EXERCISE INPUT:
┏━━

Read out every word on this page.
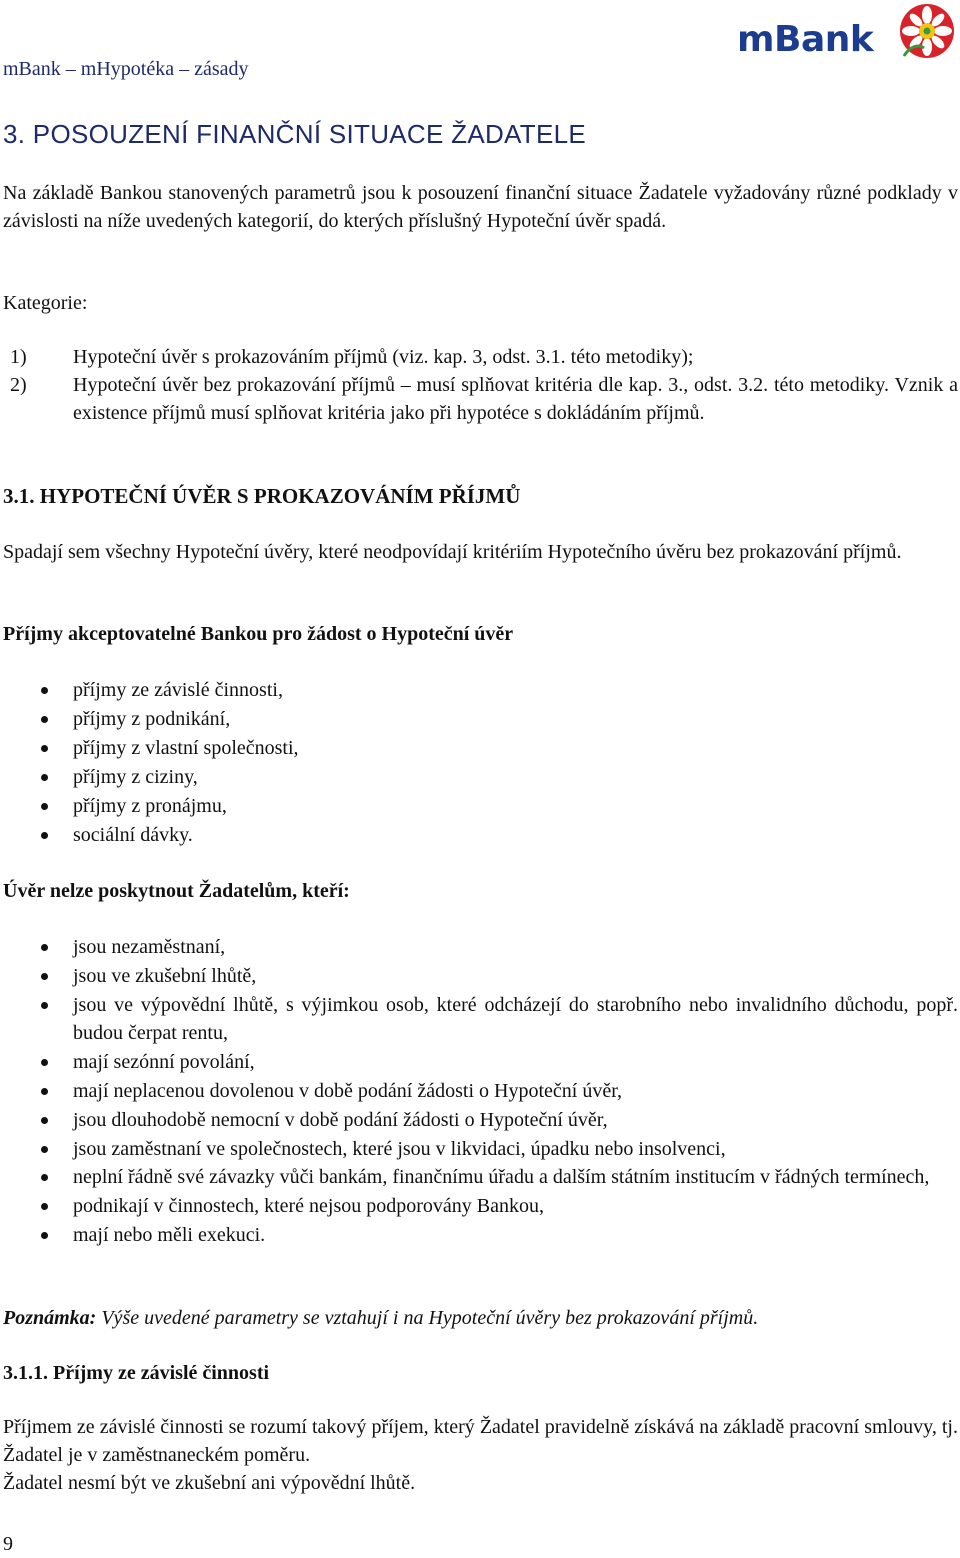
mBank – mHypotéka – zásady
mBank
3. POSOUZENÍ FINANČNÍ SITUACE ŽADATELE
Na základě Bankou stanovených parametrů jsou k posouzení finanční situace Žadatele vyžadovány různé podklady v závislosti na níže uvedených kategorií, do kterých příslušný Hypoteční úvěr spadá.
Kategorie:
1) Hypoteční úvěr s prokazováním příjmů (viz. kap. 3, odst. 3.1. této metodiky);
2) Hypoteční úvěr bez prokazování příjmů – musí splňovat kritéria dle kap. 3., odst. 3.2. této metodiky. Vznik a existence příjmů musí splňovat kritéria jako při hypotéce s dokládáním příjmů.
3.1. HYPOTEČNÍ ÚVĚR S PROKAZOVÁNÍM PŘÍJMŮ
Spadají sem všechny Hypoteční úvěry, které neodpovídají kritériím Hypotečního úvěru bez prokazování příjmů.
Příjmy akceptovatelné Bankou pro žádost o Hypoteční úvěr
příjmy ze závislé činnosti,
příjmy z podnikání,
příjmy z vlastní společnosti,
příjmy z ciziny,
příjmy z pronájmu,
sociální dávky.
Úvěr nelze poskytnout Žadatelům, kteří:
jsou nezaměstnaní,
jsou ve zkušební lhůtě,
jsou ve výpovědní lhůtě, s výjimkou osob, které odcházejí do starobního nebo invalidního důchodu, popř. budou čerpat rentu,
mají sezónní povolání,
mají neplacenou dovolenou v době podání žádosti o Hypoteční úvěr,
jsou dlouhodobě nemocní v době podání žádosti o Hypoteční úvěr,
jsou zaměstnaní ve společnostech, které jsou v likvidaci, úpadku nebo insolvenci,
neplní řádně své závazky vůči bankám, finančnímu úřadu a dalším státním institucím v řádných termínech,
podnikají v činnostech, které nejsou podporovány Bankou,
mají nebo měli exekuci.
Poznámka: Výše uvedené parametry se vztahují i na Hypoteční úvěry bez prokazování příjmů.
3.1.1. Příjmy ze závislé činnosti
Příjmem ze závislé činnosti se rozumí takový příjem, který Žadatel pravidelně získává na základě pracovní smlouvy, tj. Žadatel je v zaměstnaneckém poměru.
Žadatel nesmí být ve zkušební ani výpovědní lhůtě.
9
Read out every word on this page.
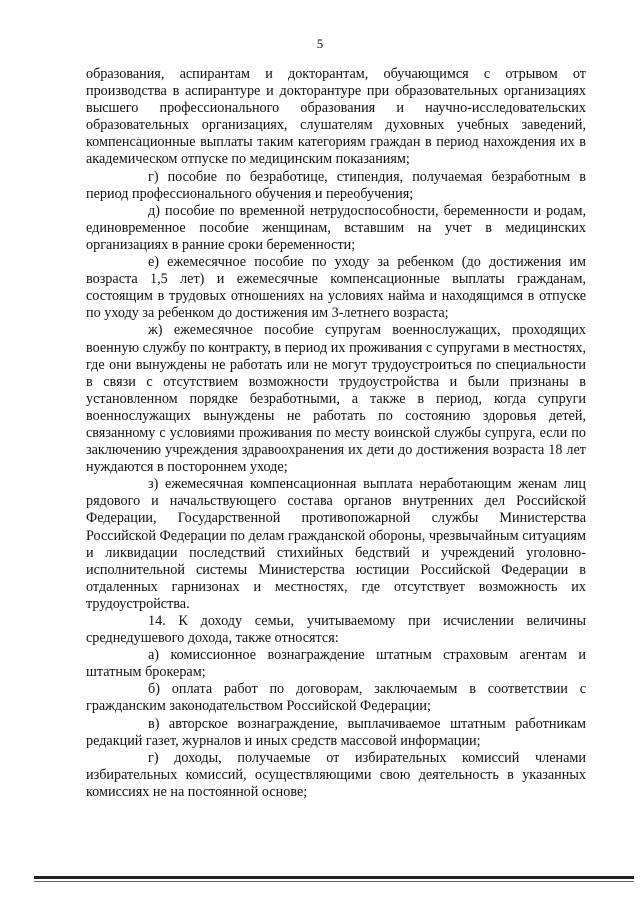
5

образования, аспирантам и докторантам, обучающимся с отрывом от производства в аспирантуре и докторантуре при образовательных организациях высшего профессионального образования и научно-исследовательских образовательных организациях, слушателям духовных учебных заведений, компенсационные выплаты таким категориям граждан в период нахождения их в академическом отпуске по медицинским показаниям;

г) пособие по безработице, стипендия, получаемая безработным в период профессионального обучения и переобучения;

д) пособие по временной нетрудоспособности, беременности и родам, единовременное пособие женщинам, вставшим на учет в медицинских организациях в ранние сроки беременности;

е) ежемесячное пособие по уходу за ребенком (до достижения им возраста 1,5 лет) и ежемесячные компенсационные выплаты гражданам, состоящим в трудовых отношениях на условиях найма и находящимся в отпуске по уходу за ребенком до достижения им 3-летнего возраста;

ж) ежемесячное пособие супругам военнослужащих, проходящих военную службу по контракту, в период их проживания с супругами в местностях, где они вынуждены не работать или не могут трудоустроиться по специальности в связи с отсутствием возможности трудоустройства и были признаны в установленном порядке безработными, а также в период, когда супруги военнослужащих вынуждены не работать по состоянию здоровья детей, связанному с условиями проживания по месту воинской службы супруга, если по заключению учреждения здравоохранения их дети до достижения возраста 18 лет нуждаются в постороннем уходе;

з) ежемесячная компенсационная выплата неработающим женам лиц рядового и начальствующего состава органов внутренних дел Российской Федерации, Государственной противопожарной службы Министерства Российской Федерации по делам гражданской обороны, чрезвычайным ситуациям и ликвидации последствий стихийных бедствий и учреждений уголовно-исполнительной системы Министерства юстиции Российской Федерации в отдаленных гарнизонах и местностях, где отсутствует возможность их трудоустройства.

14. К доходу семьи, учитываемому при исчислении величины среднедушевого дохода, также относятся:

а) комиссионное вознаграждение штатным страховым агентам и штатным брокерам;

б) оплата работ по договорам, заключаемым в соответствии с гражданским законодательством Российской Федерации;

в) авторское вознаграждение, выплачиваемое штатным работникам редакций газет, журналов и иных средств массовой информации;

г) доходы, получаемые от избирательных комиссий членами избирательных комиссий, осуществляющими свою деятельность в указанных комиссиях не на постоянной основе;
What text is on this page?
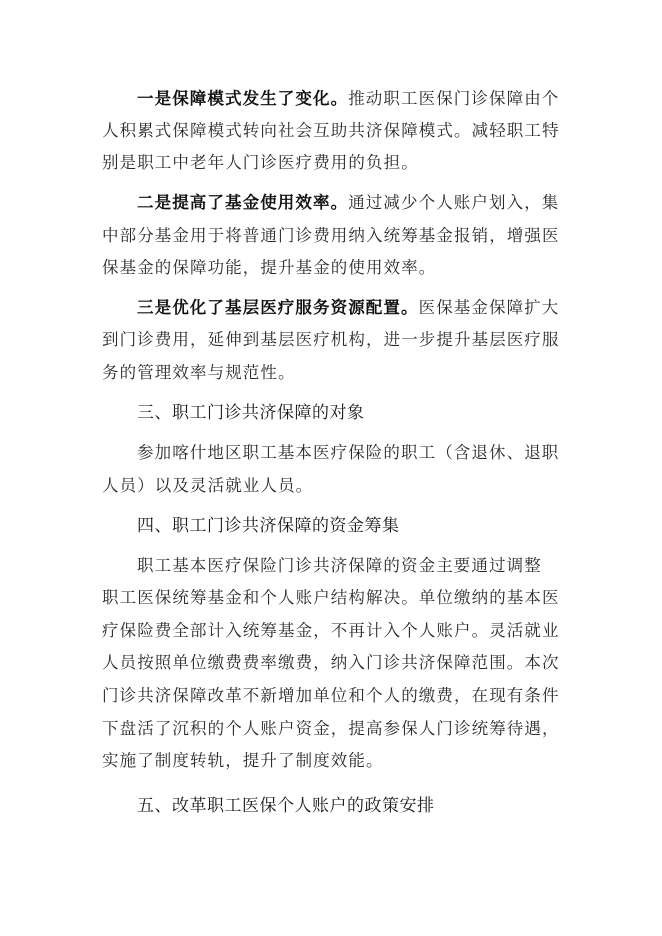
一是保障模式发生了变化。推动职工医保门诊保障由个
人积累式保障模式转向社会互助共济保障模式。减轻职工特
别是职工中老年人门诊医疗费用的负担。
二是提高了基金使用效率。通过减少个人账户划入，集
中部分基金用于将普通门诊费用纳入统筹基金报销，增强医
保基金的保障功能，提升基金的使用效率。
三是优化了基层医疗服务资源配置。医保基金保障扩大
到门诊费用，延伸到基层医疗机构，进一步提升基层医疗服
务的管理效率与规范性。
三、职工门诊共济保障的对象
参加喀什地区职工基本医疗保险的职工（含退休、退职
人员）以及灵活就业人员。
四、职工门诊共济保障的资金筹集
职工基本医疗保险门诊共济保障的资金主要通过调整
职工医保统筹基金和个人账户结构解决。单位缴纳的基本医
疗保险费全部计入统筹基金，不再计入个人账户。灵活就业
人员按照单位缴费费率缴费，纳入门诊共济保障范围。本次
门诊共济保障改革不新增加单位和个人的缴费，在现有条件
下盘活了沉积的个人账户资金，提高参保人门诊统筹待遇，
实施了制度转轨，提升了制度效能。
五、改革职工医保个人账户的政策安排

┗━━

PROBLEM TO WORK ON:
No pictures belong in the copy: reproduce exactly the lines above from the one that contains "What text is on this page?" through the last line of the entries.

WRITTEN ANSWER:
What text is on this page?
一是保障模式发生了变化。推动职工医保门诊保障由个
人积累式保障模式转向社会互助共济保障模式。减轻职工特
别是职工中老年人门诊医疗费用的负担。
二是提高了基金使用效率。通过减少个人账户划入，集
中部分基金用于将普通门诊费用纳入统筹基金报销，增强医
保基金的保障功能，提升基金的使用效率。
三是优化了基层医疗服务资源配置。医保基金保障扩大
到门诊费用，延伸到基层医疗机构，进一步提升基层医疗服
务的管理效率与规范性。
三、职工门诊共济保障的对象
参加喀什地区职工基本医疗保险的职工（含退休、退职
人员）以及灵活就业人员。
四、职工门诊共济保障的资金筹集
职工基本医疗保险门诊共济保障的资金主要通过调整
职工医保统筹基金和个人账户结构解决。单位缴纳的基本医
疗保险费全部计入统筹基金，不再计入个人账户。灵活就业
人员按照单位缴费费率缴费，纳入门诊共济保障范围。本次
门诊共济保障改革不新增加单位和个人的缴费，在现有条件
下盘活了沉积的个人账户资金，提高参保人门诊统筹待遇，
实施了制度转轨，提升了制度效能。
五、改革职工医保个人账户的政策安排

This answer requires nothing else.